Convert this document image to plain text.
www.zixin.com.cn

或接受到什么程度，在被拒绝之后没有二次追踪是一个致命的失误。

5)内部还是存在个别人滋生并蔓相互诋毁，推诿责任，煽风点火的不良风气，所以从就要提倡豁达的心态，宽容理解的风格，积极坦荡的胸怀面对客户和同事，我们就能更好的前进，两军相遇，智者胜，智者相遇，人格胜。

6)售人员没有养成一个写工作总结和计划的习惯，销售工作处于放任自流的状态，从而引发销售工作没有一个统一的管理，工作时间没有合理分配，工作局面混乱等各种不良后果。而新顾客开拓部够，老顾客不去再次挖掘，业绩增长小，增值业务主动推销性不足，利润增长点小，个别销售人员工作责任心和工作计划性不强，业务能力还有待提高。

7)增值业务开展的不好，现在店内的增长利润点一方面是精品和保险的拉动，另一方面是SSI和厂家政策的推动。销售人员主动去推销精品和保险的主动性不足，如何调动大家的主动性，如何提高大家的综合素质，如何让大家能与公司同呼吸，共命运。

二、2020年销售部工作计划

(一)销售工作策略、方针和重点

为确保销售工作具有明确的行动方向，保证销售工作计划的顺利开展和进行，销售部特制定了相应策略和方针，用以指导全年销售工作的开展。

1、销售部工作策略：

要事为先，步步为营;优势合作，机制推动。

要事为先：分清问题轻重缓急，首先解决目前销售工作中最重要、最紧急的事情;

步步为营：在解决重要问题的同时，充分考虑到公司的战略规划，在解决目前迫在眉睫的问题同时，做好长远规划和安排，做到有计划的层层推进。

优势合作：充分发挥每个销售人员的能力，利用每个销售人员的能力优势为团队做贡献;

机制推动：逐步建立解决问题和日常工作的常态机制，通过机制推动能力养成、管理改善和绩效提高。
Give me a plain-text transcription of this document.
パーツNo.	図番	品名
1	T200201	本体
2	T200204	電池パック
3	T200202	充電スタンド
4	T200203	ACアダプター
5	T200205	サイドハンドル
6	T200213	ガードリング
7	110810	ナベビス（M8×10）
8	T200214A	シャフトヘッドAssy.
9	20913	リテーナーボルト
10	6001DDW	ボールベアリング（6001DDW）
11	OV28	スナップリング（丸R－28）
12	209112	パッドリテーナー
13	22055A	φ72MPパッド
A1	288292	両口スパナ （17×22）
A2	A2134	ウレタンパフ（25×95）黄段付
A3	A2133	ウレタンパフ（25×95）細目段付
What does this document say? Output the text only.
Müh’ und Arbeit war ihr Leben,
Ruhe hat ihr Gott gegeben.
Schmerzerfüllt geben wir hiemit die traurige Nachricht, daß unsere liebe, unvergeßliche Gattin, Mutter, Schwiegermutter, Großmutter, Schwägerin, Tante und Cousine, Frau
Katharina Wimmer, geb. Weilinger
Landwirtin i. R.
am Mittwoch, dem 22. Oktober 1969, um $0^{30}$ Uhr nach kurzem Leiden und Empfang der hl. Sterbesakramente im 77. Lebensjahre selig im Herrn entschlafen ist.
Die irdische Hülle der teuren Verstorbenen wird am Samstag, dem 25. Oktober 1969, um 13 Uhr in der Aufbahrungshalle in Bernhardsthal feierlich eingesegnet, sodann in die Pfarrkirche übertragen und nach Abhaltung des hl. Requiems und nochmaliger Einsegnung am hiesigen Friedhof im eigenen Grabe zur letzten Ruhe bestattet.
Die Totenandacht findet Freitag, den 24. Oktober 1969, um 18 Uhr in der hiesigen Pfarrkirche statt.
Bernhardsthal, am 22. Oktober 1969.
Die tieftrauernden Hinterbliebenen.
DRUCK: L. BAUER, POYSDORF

⁂

Exercise task:
Return all of the data precisely as it appears.

Reply to the task:
Convert this document image to plain text.
www.zixin.com.cn

或接受到什么程度，在被拒绝之后没有二次追踪是一个致命的失误。

5)内部还是存在个别人滋生并蔓相互诋毁，推诿责任，煽风点火的不良风气，所以从就要提倡豁达的心态，宽容理解的风格，积极坦荡的胸怀面对客户和同事，我们就能更好的前进，两军相遇，智者胜，智者相遇，人格胜。

6)售人员没有养成一个写工作总结和计划的习惯，销售工作处于放任自流的状态，从而引发销售工作没有一个统一的管理，工作时间没有合理分配，工作局面混乱等各种不良后果。而新顾客开拓部够，老顾客不去再次挖掘，业绩增长小，增值业务主动推销性不足，利润增长点小，个别销售人员工作责任心和工作计划性不强，业务能力还有待提高。

7)增值业务开展的不好，现在店内的增长利润点一方面是精品和保险的拉动，另一方面是SSI和厂家政策的推动。销售人员主动去推销精品和保险的主动性不足，如何调动大家的主动性，如何提高大家的综合素质，如何让大家能与公司同呼吸，共命运。

二、2020年销售部工作计划

(一)销售工作策略、方针和重点

为确保销售工作具有明确的行动方向，保证销售工作计划的顺利开展和进行，销售部特制定了相应策略和方针，用以指导全年销售工作的开展。

1、销售部工作策略：

要事为先，步步为营;优势合作，机制推动。

要事为先：分清问题轻重缓急，首先解决目前销售工作中最重要、最紧急的事情;

步步为营：在解决重要问题的同时，充分考虑到公司的战略规划，在解决目前迫在眉睫的问题同时，做好长远规划和安排，做到有计划的层层推进。

优势合作：充分发挥每个销售人员的能力，利用每个销售人员的能力优势为团队做贡献;

机制推动：逐步建立解决问题和日常工作的常态机制，通过机制推动能力养成、管理改善和绩效提高。
Give me a plain-text transcription of this document.
パーツNo.	図番	品名
1	T200201	本体
2	T200204	電池パック
3	T200202	充電スタンド
4	T200203	ACアダプター
5	T200205	サイドハンドル
6	T200213	ガードリング
7	110810	ナベビス（M8×10）
8	T200214A	シャフトヘッドAssy.
9	20913	リテーナーボルト
10	6001DDW	ボールベアリング（6001DDW）
11	OV28	スナップリング（丸R－28）
12	209112	パッドリテーナー
13	22055A	φ72MPパッド
A1	288292	両口スパナ （17×22）
A2	A2134	ウレタンパフ（25×95）黄段付
A3	A2133	ウレタンパフ（25×95）細目段付
What does this document say? Output the text only.
Müh’ und Arbeit war ihr Leben,
Ruhe hat ihr Gott gegeben.
Schmerzerfüllt geben wir hiemit die traurige Nachricht, daß unsere liebe, unvergeßliche Gattin, Mutter, Schwiegermutter, Großmutter, Schwägerin, Tante und Cousine, Frau
Katharina Wimmer, geb. Weilinger
Landwirtin i. R.
am Mittwoch, dem 22. Oktober 1969, um $0^{30}$ Uhr nach kurzem Leiden und Empfang der hl. Sterbesakramente im 77. Lebensjahre selig im Herrn entschlafen ist.
Die irdische Hülle der teuren Verstorbenen wird am Samstag, dem 25. Oktober 1969, um 13 Uhr in der Aufbahrungshalle in Bernhardsthal feierlich eingesegnet, sodann in die Pfarrkirche übertragen und nach Abhaltung des hl. Requiems und nochmaliger Einsegnung am hiesigen Friedhof im eigenen Grabe zur letzten Ruhe bestattet.
Die Totenandacht findet Freitag, den 24. Oktober 1969, um 18 Uhr in der hiesigen Pfarrkirche statt.
Bernhardsthal, am 22. Oktober 1969.
Die tieftrauernden Hinterbliebenen.
DRUCK: L. BAUER, POYSDORF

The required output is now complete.